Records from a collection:
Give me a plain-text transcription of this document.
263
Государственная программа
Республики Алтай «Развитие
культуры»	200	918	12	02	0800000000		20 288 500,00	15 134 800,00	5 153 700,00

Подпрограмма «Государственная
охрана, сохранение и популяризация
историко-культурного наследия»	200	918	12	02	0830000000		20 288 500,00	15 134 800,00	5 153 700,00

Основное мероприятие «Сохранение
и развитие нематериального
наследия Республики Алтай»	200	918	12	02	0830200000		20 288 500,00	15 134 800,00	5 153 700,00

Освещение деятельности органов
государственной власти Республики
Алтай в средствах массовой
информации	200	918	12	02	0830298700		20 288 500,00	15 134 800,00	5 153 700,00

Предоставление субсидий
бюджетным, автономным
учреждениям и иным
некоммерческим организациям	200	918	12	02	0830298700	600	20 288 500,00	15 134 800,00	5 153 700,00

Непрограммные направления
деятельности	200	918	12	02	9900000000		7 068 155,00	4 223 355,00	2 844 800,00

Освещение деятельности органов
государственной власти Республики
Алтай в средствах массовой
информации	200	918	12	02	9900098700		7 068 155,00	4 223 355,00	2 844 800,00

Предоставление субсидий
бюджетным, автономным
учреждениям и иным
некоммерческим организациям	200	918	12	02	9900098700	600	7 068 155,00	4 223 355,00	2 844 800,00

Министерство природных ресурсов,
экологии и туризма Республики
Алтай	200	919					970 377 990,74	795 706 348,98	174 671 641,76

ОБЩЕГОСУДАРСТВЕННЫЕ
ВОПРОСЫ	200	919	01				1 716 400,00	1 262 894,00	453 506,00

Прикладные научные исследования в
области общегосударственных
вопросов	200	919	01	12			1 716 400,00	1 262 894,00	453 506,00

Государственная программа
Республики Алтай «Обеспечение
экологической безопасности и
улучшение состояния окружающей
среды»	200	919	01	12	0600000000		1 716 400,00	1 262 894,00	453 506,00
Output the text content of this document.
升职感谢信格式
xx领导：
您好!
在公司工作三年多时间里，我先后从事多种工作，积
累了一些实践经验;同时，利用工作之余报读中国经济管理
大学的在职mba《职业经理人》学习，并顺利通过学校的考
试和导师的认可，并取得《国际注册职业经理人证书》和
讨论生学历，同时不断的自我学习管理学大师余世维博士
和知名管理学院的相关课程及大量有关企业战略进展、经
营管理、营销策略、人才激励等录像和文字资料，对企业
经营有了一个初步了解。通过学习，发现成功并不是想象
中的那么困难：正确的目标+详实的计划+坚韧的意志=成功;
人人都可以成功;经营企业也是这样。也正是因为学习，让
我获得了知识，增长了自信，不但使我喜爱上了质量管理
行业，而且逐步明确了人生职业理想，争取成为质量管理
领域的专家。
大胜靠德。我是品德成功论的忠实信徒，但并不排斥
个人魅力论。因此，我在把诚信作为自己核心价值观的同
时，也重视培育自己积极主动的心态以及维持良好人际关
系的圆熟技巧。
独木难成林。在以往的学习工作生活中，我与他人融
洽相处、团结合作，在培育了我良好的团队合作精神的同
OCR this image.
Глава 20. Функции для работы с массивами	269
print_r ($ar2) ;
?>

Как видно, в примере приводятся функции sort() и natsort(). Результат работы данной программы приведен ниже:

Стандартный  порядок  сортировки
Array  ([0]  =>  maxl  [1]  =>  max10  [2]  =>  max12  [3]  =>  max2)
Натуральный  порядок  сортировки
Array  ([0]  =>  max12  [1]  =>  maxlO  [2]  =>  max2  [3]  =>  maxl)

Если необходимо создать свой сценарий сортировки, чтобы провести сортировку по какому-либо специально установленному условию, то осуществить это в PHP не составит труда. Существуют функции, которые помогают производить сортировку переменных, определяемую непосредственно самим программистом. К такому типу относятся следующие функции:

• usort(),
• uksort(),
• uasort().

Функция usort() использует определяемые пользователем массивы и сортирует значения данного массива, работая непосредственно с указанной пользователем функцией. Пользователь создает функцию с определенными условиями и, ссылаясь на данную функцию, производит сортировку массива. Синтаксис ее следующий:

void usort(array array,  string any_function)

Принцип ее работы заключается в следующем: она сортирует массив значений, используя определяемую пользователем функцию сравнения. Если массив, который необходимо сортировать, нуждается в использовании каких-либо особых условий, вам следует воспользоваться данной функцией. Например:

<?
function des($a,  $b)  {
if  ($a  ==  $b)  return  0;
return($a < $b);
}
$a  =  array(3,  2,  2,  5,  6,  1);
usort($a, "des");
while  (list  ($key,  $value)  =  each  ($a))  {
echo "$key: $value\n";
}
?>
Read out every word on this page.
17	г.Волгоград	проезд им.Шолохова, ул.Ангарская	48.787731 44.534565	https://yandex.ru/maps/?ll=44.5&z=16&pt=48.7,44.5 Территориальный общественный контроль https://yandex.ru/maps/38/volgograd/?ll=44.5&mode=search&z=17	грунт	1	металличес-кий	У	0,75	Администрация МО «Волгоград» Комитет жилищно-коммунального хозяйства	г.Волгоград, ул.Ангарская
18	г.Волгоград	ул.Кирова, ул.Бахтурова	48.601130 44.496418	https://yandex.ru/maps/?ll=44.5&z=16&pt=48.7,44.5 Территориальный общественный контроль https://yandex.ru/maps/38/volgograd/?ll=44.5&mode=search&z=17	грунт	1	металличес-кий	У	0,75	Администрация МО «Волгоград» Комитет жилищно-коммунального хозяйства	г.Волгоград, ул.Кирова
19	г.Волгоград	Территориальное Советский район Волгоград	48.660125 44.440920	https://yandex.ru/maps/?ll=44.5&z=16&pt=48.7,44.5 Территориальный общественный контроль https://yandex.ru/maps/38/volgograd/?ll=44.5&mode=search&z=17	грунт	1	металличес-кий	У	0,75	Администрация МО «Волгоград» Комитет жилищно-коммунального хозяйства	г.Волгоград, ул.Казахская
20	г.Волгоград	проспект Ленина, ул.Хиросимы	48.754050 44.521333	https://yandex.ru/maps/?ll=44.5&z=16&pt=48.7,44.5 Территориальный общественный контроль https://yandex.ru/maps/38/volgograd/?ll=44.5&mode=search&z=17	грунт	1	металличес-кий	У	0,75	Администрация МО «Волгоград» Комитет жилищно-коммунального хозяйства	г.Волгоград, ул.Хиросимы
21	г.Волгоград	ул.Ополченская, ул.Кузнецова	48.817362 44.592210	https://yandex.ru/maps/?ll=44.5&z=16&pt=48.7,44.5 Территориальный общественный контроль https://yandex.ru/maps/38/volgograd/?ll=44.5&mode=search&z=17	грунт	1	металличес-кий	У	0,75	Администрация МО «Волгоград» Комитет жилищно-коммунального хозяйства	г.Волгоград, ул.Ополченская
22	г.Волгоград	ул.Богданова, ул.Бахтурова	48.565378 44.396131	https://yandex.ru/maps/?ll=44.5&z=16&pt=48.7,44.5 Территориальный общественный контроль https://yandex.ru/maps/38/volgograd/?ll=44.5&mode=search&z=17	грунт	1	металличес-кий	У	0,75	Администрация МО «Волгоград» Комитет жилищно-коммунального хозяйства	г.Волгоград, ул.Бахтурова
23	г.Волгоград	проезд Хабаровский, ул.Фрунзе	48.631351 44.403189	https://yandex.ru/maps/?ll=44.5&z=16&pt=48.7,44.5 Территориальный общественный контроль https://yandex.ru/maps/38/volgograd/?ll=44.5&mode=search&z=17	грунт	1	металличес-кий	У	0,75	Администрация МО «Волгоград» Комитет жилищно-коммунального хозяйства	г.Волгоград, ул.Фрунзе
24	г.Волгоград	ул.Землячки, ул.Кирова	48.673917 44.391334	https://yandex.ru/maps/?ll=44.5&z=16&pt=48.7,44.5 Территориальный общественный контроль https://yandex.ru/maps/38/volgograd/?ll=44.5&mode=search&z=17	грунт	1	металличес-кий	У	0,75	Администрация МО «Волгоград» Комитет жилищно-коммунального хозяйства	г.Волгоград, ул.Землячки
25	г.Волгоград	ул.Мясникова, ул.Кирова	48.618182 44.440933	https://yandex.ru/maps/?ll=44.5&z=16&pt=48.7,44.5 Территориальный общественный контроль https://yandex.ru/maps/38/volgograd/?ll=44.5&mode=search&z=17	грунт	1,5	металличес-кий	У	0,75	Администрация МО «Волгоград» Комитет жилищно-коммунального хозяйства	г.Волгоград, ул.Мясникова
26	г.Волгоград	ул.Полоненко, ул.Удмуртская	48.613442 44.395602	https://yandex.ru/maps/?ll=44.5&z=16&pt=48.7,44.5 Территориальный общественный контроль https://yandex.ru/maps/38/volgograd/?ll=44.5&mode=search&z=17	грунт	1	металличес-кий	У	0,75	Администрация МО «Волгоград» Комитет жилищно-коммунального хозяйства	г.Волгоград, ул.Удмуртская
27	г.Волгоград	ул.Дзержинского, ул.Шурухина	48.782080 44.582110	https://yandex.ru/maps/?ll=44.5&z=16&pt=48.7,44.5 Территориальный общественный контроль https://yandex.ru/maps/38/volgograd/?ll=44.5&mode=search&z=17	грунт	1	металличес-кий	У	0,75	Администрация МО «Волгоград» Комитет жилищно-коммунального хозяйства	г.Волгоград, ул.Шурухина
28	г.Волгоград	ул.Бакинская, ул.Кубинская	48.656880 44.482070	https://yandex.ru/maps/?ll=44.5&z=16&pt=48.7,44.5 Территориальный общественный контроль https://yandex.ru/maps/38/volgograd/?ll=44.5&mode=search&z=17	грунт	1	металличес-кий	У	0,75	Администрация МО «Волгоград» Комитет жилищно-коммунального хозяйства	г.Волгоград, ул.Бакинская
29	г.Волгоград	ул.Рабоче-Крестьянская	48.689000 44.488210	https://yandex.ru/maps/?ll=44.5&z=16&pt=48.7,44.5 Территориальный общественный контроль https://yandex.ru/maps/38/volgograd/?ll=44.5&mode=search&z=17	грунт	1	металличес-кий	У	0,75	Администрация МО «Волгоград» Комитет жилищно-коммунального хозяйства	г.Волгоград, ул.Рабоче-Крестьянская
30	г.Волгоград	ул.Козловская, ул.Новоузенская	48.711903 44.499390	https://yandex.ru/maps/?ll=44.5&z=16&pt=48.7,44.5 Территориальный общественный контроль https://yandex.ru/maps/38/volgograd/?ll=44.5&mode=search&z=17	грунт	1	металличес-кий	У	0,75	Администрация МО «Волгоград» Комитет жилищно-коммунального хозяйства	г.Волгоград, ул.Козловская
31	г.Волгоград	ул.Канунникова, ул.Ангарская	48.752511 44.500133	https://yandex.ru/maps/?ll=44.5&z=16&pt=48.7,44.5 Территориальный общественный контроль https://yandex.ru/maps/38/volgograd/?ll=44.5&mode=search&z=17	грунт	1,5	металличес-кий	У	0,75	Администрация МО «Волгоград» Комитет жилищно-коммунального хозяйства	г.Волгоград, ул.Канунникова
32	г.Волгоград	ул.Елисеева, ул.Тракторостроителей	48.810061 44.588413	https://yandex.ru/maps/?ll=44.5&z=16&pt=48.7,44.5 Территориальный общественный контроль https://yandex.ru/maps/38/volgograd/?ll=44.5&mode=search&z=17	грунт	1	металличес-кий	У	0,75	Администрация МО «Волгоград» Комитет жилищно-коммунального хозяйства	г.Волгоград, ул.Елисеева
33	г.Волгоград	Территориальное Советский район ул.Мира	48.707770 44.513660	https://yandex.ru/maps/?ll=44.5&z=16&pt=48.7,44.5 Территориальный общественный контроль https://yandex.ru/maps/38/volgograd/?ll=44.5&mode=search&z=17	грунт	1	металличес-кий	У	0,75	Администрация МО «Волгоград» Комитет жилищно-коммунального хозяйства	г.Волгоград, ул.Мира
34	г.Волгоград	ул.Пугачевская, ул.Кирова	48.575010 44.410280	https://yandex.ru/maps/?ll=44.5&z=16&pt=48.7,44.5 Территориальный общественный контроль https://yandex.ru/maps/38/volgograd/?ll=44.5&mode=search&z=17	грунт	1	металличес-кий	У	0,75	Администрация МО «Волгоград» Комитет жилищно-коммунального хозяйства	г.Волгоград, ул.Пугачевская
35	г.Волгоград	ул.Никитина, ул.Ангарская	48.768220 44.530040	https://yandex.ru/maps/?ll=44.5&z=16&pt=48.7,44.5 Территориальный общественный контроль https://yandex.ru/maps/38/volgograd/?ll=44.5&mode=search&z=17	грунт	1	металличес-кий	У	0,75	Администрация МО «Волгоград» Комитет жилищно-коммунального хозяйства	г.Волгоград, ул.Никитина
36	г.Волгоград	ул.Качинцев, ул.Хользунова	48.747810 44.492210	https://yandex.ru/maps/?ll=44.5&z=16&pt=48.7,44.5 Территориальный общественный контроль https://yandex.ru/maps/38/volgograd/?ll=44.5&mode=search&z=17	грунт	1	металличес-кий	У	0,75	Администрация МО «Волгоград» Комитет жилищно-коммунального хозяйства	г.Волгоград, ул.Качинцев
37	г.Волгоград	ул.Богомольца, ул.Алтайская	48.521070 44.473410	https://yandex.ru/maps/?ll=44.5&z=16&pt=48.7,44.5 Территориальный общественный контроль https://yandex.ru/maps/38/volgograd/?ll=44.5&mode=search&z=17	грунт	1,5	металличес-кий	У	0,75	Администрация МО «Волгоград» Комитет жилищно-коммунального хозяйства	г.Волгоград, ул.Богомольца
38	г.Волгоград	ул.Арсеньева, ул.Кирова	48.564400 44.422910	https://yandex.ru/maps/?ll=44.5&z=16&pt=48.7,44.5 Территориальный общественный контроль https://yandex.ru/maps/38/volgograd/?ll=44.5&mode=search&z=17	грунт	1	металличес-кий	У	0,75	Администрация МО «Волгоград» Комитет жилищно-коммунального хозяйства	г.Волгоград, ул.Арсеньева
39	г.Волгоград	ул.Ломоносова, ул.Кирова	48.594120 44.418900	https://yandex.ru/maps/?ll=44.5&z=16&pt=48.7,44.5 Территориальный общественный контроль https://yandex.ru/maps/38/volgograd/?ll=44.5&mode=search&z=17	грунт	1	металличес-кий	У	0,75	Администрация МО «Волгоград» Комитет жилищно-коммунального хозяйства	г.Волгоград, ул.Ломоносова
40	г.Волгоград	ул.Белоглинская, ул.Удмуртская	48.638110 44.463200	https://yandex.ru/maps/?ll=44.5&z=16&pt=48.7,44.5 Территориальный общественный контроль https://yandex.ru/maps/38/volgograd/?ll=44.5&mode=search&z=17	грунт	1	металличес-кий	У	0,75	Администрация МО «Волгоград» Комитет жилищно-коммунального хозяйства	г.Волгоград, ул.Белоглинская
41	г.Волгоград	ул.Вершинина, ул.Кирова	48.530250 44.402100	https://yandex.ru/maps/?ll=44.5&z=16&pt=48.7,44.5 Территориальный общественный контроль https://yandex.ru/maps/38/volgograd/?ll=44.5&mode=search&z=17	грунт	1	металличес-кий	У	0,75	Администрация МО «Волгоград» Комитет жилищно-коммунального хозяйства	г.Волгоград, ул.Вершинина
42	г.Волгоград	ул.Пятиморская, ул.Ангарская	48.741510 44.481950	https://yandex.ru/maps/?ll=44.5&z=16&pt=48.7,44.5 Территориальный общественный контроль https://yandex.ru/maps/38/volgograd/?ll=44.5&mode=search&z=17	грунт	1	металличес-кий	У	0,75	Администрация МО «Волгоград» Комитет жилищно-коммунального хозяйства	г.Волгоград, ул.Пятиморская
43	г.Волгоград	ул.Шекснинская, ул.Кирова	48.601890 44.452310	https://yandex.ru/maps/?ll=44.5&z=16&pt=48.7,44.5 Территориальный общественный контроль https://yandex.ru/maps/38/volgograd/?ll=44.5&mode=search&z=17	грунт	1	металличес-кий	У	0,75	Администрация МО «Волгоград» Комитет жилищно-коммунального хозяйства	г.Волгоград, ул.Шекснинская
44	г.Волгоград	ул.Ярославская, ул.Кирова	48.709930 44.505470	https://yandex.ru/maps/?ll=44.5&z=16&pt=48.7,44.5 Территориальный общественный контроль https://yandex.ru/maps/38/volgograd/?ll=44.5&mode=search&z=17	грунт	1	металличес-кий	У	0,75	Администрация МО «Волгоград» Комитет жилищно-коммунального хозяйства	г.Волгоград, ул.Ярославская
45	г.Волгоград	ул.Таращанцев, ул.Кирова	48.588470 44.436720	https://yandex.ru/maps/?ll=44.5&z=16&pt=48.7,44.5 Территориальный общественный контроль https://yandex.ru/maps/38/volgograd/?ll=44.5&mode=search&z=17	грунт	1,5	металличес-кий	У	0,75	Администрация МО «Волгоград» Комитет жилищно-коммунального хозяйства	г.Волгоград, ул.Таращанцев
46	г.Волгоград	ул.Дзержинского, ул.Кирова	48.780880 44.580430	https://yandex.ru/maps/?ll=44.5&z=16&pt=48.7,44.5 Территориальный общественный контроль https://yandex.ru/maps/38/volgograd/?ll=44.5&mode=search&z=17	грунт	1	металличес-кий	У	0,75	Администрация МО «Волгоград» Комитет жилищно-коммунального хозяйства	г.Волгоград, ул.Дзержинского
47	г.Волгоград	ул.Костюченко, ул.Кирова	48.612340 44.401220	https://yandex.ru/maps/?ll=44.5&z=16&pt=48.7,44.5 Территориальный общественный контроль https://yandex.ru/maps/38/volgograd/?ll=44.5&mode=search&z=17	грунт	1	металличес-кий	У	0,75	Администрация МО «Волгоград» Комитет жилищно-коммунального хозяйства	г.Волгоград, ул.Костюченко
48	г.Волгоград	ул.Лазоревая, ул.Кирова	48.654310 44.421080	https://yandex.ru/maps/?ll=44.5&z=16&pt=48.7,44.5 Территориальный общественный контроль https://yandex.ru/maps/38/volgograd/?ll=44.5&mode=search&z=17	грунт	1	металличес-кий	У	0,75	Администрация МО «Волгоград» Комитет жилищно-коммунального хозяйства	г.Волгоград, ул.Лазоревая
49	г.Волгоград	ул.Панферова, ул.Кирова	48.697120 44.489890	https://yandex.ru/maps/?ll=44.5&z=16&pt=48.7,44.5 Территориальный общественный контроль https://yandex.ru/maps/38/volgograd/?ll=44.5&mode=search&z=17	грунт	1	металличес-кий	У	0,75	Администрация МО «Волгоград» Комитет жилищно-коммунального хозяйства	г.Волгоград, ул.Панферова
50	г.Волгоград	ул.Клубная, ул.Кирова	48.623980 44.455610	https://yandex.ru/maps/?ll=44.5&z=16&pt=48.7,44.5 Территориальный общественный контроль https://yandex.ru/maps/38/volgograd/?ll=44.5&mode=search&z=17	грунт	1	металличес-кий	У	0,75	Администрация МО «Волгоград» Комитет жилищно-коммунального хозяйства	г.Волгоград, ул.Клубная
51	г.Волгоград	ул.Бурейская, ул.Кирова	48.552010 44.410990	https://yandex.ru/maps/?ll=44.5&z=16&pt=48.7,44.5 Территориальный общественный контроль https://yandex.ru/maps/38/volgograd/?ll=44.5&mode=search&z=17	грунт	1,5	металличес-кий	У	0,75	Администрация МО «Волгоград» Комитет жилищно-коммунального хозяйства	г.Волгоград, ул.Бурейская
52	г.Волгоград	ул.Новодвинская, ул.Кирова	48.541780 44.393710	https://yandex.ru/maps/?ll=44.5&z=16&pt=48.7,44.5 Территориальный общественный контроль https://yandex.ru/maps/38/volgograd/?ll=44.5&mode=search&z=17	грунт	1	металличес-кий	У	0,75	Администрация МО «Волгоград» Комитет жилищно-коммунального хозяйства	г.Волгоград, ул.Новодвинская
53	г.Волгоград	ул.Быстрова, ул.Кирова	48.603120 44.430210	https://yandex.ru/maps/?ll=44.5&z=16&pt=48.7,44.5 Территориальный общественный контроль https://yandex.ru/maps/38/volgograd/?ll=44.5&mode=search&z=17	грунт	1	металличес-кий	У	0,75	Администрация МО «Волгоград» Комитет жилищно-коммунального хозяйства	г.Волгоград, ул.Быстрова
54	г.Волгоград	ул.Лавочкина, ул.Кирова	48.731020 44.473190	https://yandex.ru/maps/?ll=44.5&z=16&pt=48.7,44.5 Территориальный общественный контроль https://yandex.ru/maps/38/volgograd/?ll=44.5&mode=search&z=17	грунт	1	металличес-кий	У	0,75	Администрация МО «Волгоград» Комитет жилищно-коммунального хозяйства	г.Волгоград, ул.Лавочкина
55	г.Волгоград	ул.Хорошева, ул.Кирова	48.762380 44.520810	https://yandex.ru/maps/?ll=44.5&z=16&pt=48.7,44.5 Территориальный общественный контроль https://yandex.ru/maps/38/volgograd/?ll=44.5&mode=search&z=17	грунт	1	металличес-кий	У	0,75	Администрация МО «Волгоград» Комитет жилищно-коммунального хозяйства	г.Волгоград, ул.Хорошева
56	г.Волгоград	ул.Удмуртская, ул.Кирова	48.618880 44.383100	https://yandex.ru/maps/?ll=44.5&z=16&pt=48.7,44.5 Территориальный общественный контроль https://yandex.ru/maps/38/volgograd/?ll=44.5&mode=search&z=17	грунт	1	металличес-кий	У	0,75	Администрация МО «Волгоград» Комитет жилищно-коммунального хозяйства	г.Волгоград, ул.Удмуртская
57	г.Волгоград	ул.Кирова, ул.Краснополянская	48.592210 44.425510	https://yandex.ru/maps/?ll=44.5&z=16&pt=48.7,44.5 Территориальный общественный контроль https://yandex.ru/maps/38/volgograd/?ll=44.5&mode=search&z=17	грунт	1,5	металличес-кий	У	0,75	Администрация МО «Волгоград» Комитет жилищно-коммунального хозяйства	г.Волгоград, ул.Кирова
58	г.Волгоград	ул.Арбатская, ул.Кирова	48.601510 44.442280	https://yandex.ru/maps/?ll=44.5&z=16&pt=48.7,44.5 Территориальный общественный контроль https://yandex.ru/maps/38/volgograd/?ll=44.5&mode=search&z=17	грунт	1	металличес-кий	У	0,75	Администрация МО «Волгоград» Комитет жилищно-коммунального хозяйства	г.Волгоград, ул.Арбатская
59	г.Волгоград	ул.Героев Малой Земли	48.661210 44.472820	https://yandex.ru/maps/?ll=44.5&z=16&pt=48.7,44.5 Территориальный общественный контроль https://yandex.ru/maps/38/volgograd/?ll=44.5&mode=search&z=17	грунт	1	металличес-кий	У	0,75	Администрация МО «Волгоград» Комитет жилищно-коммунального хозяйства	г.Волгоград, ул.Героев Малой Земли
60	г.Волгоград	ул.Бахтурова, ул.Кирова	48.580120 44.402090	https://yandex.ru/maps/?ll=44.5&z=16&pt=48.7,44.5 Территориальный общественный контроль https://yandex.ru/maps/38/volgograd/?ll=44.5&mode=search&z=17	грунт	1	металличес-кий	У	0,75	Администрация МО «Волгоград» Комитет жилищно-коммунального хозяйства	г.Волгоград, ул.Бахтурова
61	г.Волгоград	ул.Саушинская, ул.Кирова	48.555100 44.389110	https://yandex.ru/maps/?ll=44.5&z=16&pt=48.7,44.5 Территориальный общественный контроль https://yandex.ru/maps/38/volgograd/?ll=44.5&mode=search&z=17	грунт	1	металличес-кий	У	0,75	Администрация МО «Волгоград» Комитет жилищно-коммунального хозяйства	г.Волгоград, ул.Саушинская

SHORT TASK ->
Copy each line of the preceding data that contains the string "наследия".

RESULT OF THIS TASK ->
историко-культурного наследия»	200	918	12	02	0830000000		20 288 500,00	15 134 800,00	5 153 700,00
наследия Республики Алтай»	200	918	12	02	0830200000		20 288 500,00	15 134 800,00	5 153 700,00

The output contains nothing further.